======== Record set ========

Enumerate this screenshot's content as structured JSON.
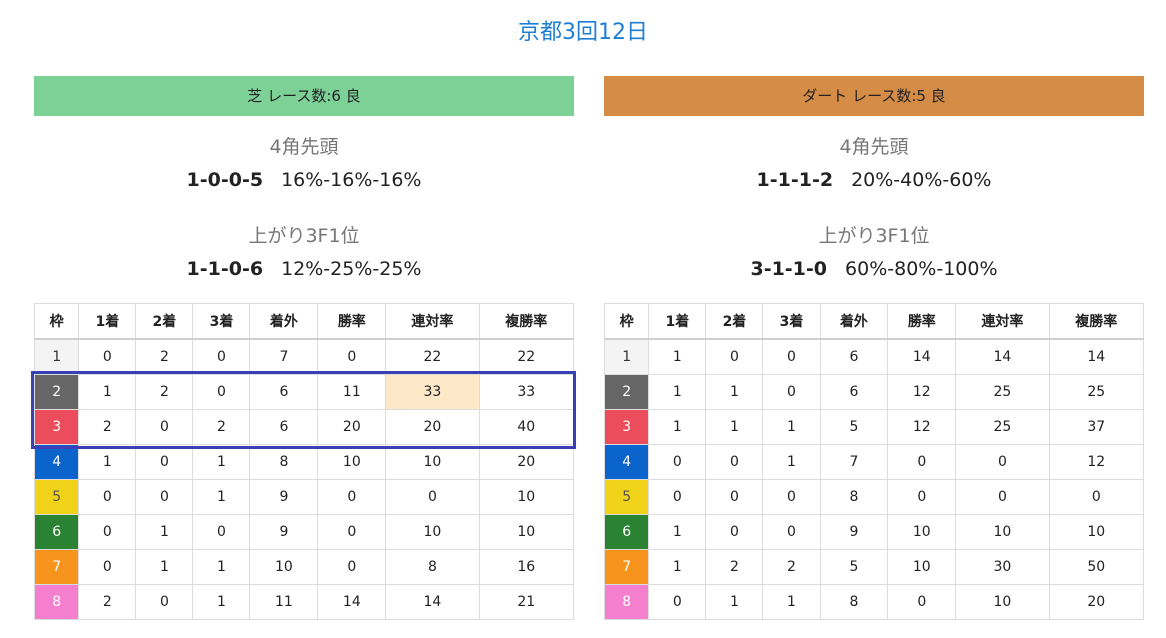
{
  "page_title": "京都3回12日",
  "colors": {
    "title": "#1e7ed4",
    "turf_banner": "#7dd197",
    "dirt_banner": "#d48c46",
    "selection_box": "#3a3fb5",
    "highlight_cell": "#fde9c7"
  },
  "waku_colors": {
    "1": {
      "bg": "#f4f4f4",
      "fg": "#333333"
    },
    "2": {
      "bg": "#666666",
      "fg": "#ffffff"
    },
    "3": {
      "bg": "#eb4d5c",
      "fg": "#ffffff"
    },
    "4": {
      "bg": "#0b63cc",
      "fg": "#ffffff"
    },
    "5": {
      "bg": "#f0d318",
      "fg": "#555555"
    },
    "6": {
      "bg": "#2a8233",
      "fg": "#ffffff"
    },
    "7": {
      "bg": "#f7941d",
      "fg": "#ffffff"
    },
    "8": {
      "bg": "#f57fcf",
      "fg": "#ffffff"
    }
  },
  "columns": [
    "枠",
    "1着",
    "2着",
    "3着",
    "着外",
    "勝率",
    "連対率",
    "複勝率"
  ],
  "turf": {
    "banner": "芝 レース数:6 良",
    "leader_label": "4角先頭",
    "leader_record": "1-0-0-5",
    "leader_rates": "16%-16%-16%",
    "last3f_label": "上がり3F1位",
    "last3f_record": "1-1-0-6",
    "last3f_rates": "12%-25%-25%",
    "rows": [
      [
        "1",
        "0",
        "2",
        "0",
        "7",
        "0",
        "22",
        "22"
      ],
      [
        "2",
        "1",
        "2",
        "0",
        "6",
        "11",
        "33",
        "33"
      ],
      [
        "3",
        "2",
        "0",
        "2",
        "6",
        "20",
        "20",
        "40"
      ],
      [
        "4",
        "1",
        "0",
        "1",
        "8",
        "10",
        "10",
        "20"
      ],
      [
        "5",
        "0",
        "0",
        "1",
        "9",
        "0",
        "0",
        "10"
      ],
      [
        "6",
        "0",
        "1",
        "0",
        "9",
        "0",
        "10",
        "10"
      ],
      [
        "7",
        "0",
        "1",
        "1",
        "10",
        "0",
        "8",
        "16"
      ],
      [
        "8",
        "2",
        "0",
        "1",
        "11",
        "14",
        "14",
        "21"
      ]
    ]
  },
  "dirt": {
    "banner": "ダート レース数:5 良",
    "leader_label": "4角先頭",
    "leader_record": "1-1-1-2",
    "leader_rates": "20%-40%-60%",
    "last3f_label": "上がり3F1位",
    "last3f_record": "3-1-1-0",
    "last3f_rates": "60%-80%-100%",
    "rows": [
      [
        "1",
        "1",
        "0",
        "0",
        "6",
        "14",
        "14",
        "14"
      ],
      [
        "2",
        "1",
        "1",
        "0",
        "6",
        "12",
        "25",
        "25"
      ],
      [
        "3",
        "1",
        "1",
        "1",
        "5",
        "12",
        "25",
        "37"
      ],
      [
        "4",
        "0",
        "0",
        "1",
        "7",
        "0",
        "0",
        "12"
      ],
      [
        "5",
        "0",
        "0",
        "0",
        "8",
        "0",
        "0",
        "0"
      ],
      [
        "6",
        "1",
        "0",
        "0",
        "9",
        "10",
        "10",
        "10"
      ],
      [
        "7",
        "1",
        "2",
        "2",
        "5",
        "10",
        "30",
        "50"
      ],
      [
        "8",
        "0",
        "1",
        "1",
        "8",
        "0",
        "10",
        "20"
      ]
    ]
  }
}
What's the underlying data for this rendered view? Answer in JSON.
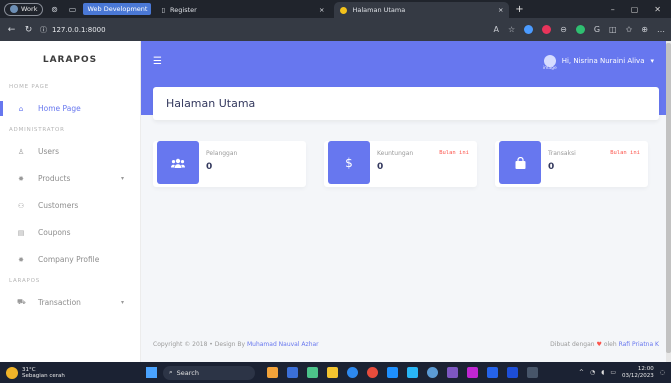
{
  "browser": {
    "profile_label": "Work",
    "workspace_label": "Web Development",
    "tabs": [
      {
        "title": "Register",
        "close": "×"
      },
      {
        "title": "Halaman Utama",
        "close": "×"
      }
    ],
    "new_tab": "+",
    "url": "127.0.0.1:8000"
  },
  "sidebar": {
    "brand": "LARAPOS",
    "sections": [
      {
        "title": "HOME PAGE",
        "items": [
          {
            "label": "Home Page",
            "icon": "home-icon"
          }
        ]
      },
      {
        "title": "ADMINISTRATOR",
        "items": [
          {
            "label": "Users",
            "icon": "user-icon"
          },
          {
            "label": "Products",
            "icon": "gear-icon"
          },
          {
            "label": "Customers",
            "icon": "users-icon"
          },
          {
            "label": "Coupons",
            "icon": "ticket-icon"
          },
          {
            "label": "Company Profile",
            "icon": "gear-icon"
          }
        ]
      },
      {
        "title": "LARAPOS",
        "items": [
          {
            "label": "Transaction",
            "icon": "cart-icon"
          }
        ]
      }
    ]
  },
  "topbar": {
    "user_name": "Hi, Nisrina Nuraini Aliva",
    "avatar_alt": "image"
  },
  "page": {
    "title": "Halaman Utama"
  },
  "cards": [
    {
      "label": "Pelanggan",
      "value": "0",
      "icon": "users-icon"
    },
    {
      "label": "Keuntungan",
      "value": "0",
      "tag": "Bulan ini",
      "icon": "dollar-icon"
    },
    {
      "label": "Transaksi",
      "value": "0",
      "tag": "Bulan ini",
      "icon": "bag-icon"
    }
  ],
  "footer": {
    "left_prefix": "Copyright © 2018 • Design By",
    "left_link": "Muhamad Nauval Azhar",
    "right_prefix": "Dibuat dengan",
    "right_middle": "oleh",
    "right_link": "Rafi Priatna K"
  },
  "taskbar": {
    "temperature": "31°C",
    "weather": "Sebagian cerah",
    "search": "Search",
    "time": "12:00",
    "date": "03/12/2023"
  },
  "colors": {
    "primary": "#6777ef",
    "danger": "#fc544b",
    "background": "#f4f6f9"
  }
}
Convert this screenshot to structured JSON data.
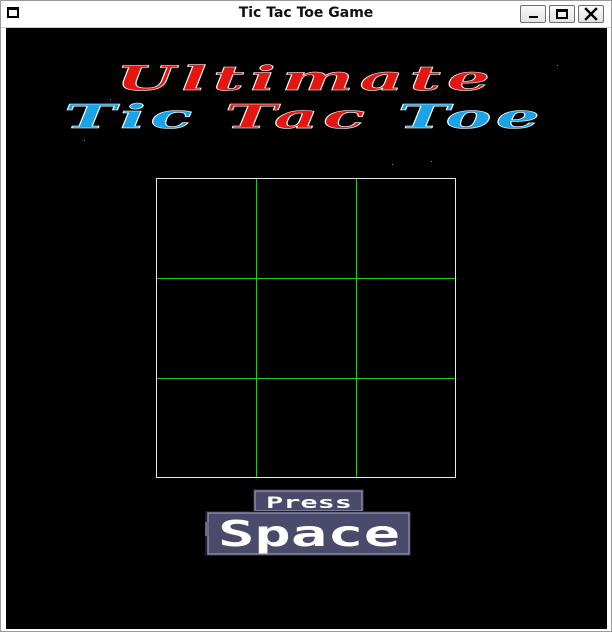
{
  "window": {
    "title": "Tic Tac Toe Game"
  },
  "logo": {
    "line1": "Ultimate",
    "line2": "Tic Tac Toe",
    "line1_color": "#e3170f",
    "line2_blue_color": "#1aa3e6",
    "line2_red_color": "#e3170f"
  },
  "board": {
    "border_color": "#e8e8e8",
    "line_color": "#22c71f",
    "cells": [
      "",
      "",
      "",
      "",
      "",
      "",
      "",
      "",
      ""
    ]
  },
  "prompt": {
    "line1": "Press",
    "line2": "Space",
    "panel_color": "#4a4a6a",
    "text_color": "#ffffff"
  },
  "icons": {
    "app": "window-icon",
    "minimize": "minimize-icon",
    "maximize": "maximize-icon",
    "close": "close-icon"
  }
}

========

Work to do:
Quote every line of the records above exactly; no picture is to be copied.

Answer for this exercise:
Enumerate this screenshot's content as structured JSON.
{
  "page_title": "京都3回12日",
  "colors": {
    "title": "#1e7ed4",
    "turf_banner": "#7dd197",
    "dirt_banner": "#d48c46",
    "selection_box": "#3a3fb5",
    "highlight_cell": "#fde9c7"
  },
  "waku_colors": {
    "1": {
      "bg": "#f4f4f4",
      "fg": "#333333"
    },
    "2": {
      "bg": "#666666",
      "fg": "#ffffff"
    },
    "3": {
      "bg": "#eb4d5c",
      "fg": "#ffffff"
    },
    "4": {
      "bg": "#0b63cc",
      "fg": "#ffffff"
    },
    "5": {
      "bg": "#f0d318",
      "fg": "#555555"
    },
    "6": {
      "bg": "#2a8233",
      "fg": "#ffffff"
    },
    "7": {
      "bg": "#f7941d",
      "fg": "#ffffff"
    },
    "8": {
      "bg": "#f57fcf",
      "fg": "#ffffff"
    }
  },
  "columns": [
    "枠",
    "1着",
    "2着",
    "3着",
    "着外",
    "勝率",
    "連対率",
    "複勝率"
  ],
  "turf": {
    "banner": "芝 レース数:6 良",
    "leader_label": "4角先頭",
    "leader_record": "1-0-0-5",
    "leader_rates": "16%-16%-16%",
    "last3f_label": "上がり3F1位",
    "last3f_record": "1-1-0-6",
    "last3f_rates": "12%-25%-25%",
    "rows": [
      [
        "1",
        "0",
        "2",
        "0",
        "7",
        "0",
        "22",
        "22"
      ],
      [
        "2",
        "1",
        "2",
        "0",
        "6",
        "11",
        "33",
        "33"
      ],
      [
        "3",
        "2",
        "0",
        "2",
        "6",
        "20",
        "20",
        "40"
      ],
      [
        "4",
        "1",
        "0",
        "1",
        "8",
        "10",
        "10",
        "20"
      ],
      [
        "5",
        "0",
        "0",
        "1",
        "9",
        "0",
        "0",
        "10"
      ],
      [
        "6",
        "0",
        "1",
        "0",
        "9",
        "0",
        "10",
        "10"
      ],
      [
        "7",
        "0",
        "1",
        "1",
        "10",
        "0",
        "8",
        "16"
      ],
      [
        "8",
        "2",
        "0",
        "1",
        "11",
        "14",
        "14",
        "21"
      ]
    ]
  },
  "dirt": {
    "banner": "ダート レース数:5 良",
    "leader_label": "4角先頭",
    "leader_record": "1-1-1-2",
    "leader_rates": "20%-40%-60%",
    "last3f_label": "上がり3F1位",
    "last3f_record": "3-1-1-0",
    "last3f_rates": "60%-80%-100%",
    "rows": [
      [
        "1",
        "1",
        "0",
        "0",
        "6",
        "14",
        "14",
        "14"
      ],
      [
        "2",
        "1",
        "1",
        "0",
        "6",
        "12",
        "25",
        "25"
      ],
      [
        "3",
        "1",
        "1",
        "1",
        "5",
        "12",
        "25",
        "37"
      ],
      [
        "4",
        "0",
        "0",
        "1",
        "7",
        "0",
        "0",
        "12"
      ],
      [
        "5",
        "0",
        "0",
        "0",
        "8",
        "0",
        "0",
        "0"
      ],
      [
        "6",
        "1",
        "0",
        "0",
        "9",
        "10",
        "10",
        "10"
      ],
      [
        "7",
        "1",
        "2",
        "2",
        "5",
        "10",
        "30",
        "50"
      ],
      [
        "8",
        "0",
        "1",
        "1",
        "8",
        "0",
        "10",
        "20"
      ]
    ]
  }
}
What's the underlying data for this rendered view? Answer in JSON.
{
  "browser": {
    "profile_label": "Work",
    "workspace_label": "Web Development",
    "tabs": [
      {
        "title": "Register",
        "close": "×"
      },
      {
        "title": "Halaman Utama",
        "close": "×"
      }
    ],
    "new_tab": "+",
    "url": "127.0.0.1:8000"
  },
  "sidebar": {
    "brand": "LARAPOS",
    "sections": [
      {
        "title": "HOME PAGE",
        "items": [
          {
            "label": "Home Page",
            "icon": "home-icon"
          }
        ]
      },
      {
        "title": "ADMINISTRATOR",
        "items": [
          {
            "label": "Users",
            "icon": "user-icon"
          },
          {
            "label": "Products",
            "icon": "gear-icon"
          },
          {
            "label": "Customers",
            "icon": "users-icon"
          },
          {
            "label": "Coupons",
            "icon": "ticket-icon"
          },
          {
            "label": "Company Profile",
            "icon": "gear-icon"
          }
        ]
      },
      {
        "title": "LARAPOS",
        "items": [
          {
            "label": "Transaction",
            "icon": "cart-icon"
          }
        ]
      }
    ]
  },
  "topbar": {
    "user_name": "Hi, Nisrina Nuraini Aliva",
    "avatar_alt": "image"
  },
  "page": {
    "title": "Halaman Utama"
  },
  "cards": [
    {
      "label": "Pelanggan",
      "value": "0",
      "icon": "users-icon"
    },
    {
      "label": "Keuntungan",
      "value": "0",
      "tag": "Bulan ini",
      "icon": "dollar-icon"
    },
    {
      "label": "Transaksi",
      "value": "0",
      "tag": "Bulan ini",
      "icon": "bag-icon"
    }
  ],
  "footer": {
    "left_prefix": "Copyright © 2018 • Design By",
    "left_link": "Muhamad Nauval Azhar",
    "right_prefix": "Dibuat dengan",
    "right_middle": "oleh",
    "right_link": "Rafi Priatna K"
  },
  "taskbar": {
    "temperature": "31°C",
    "weather": "Sebagian cerah",
    "search": "Search",
    "time": "12:00",
    "date": "03/12/2023"
  },
  "colors": {
    "primary": "#6777ef",
    "danger": "#fc544b",
    "background": "#f4f6f9"
  }
}
Convert this screenshot to structured JSON data.
{
  "window": {
    "title": "Tic Tac Toe Game"
  },
  "logo": {
    "line1": "Ultimate",
    "line2": "Tic Tac Toe",
    "line1_color": "#e3170f",
    "line2_blue_color": "#1aa3e6",
    "line2_red_color": "#e3170f"
  },
  "board": {
    "border_color": "#e8e8e8",
    "line_color": "#22c71f",
    "cells": [
      "",
      "",
      "",
      "",
      "",
      "",
      "",
      "",
      ""
    ]
  },
  "prompt": {
    "line1": "Press",
    "line2": "Space",
    "panel_color": "#4a4a6a",
    "text_color": "#ffffff"
  },
  "icons": {
    "app": "window-icon",
    "minimize": "minimize-icon",
    "maximize": "maximize-icon",
    "close": "close-icon"
  }
}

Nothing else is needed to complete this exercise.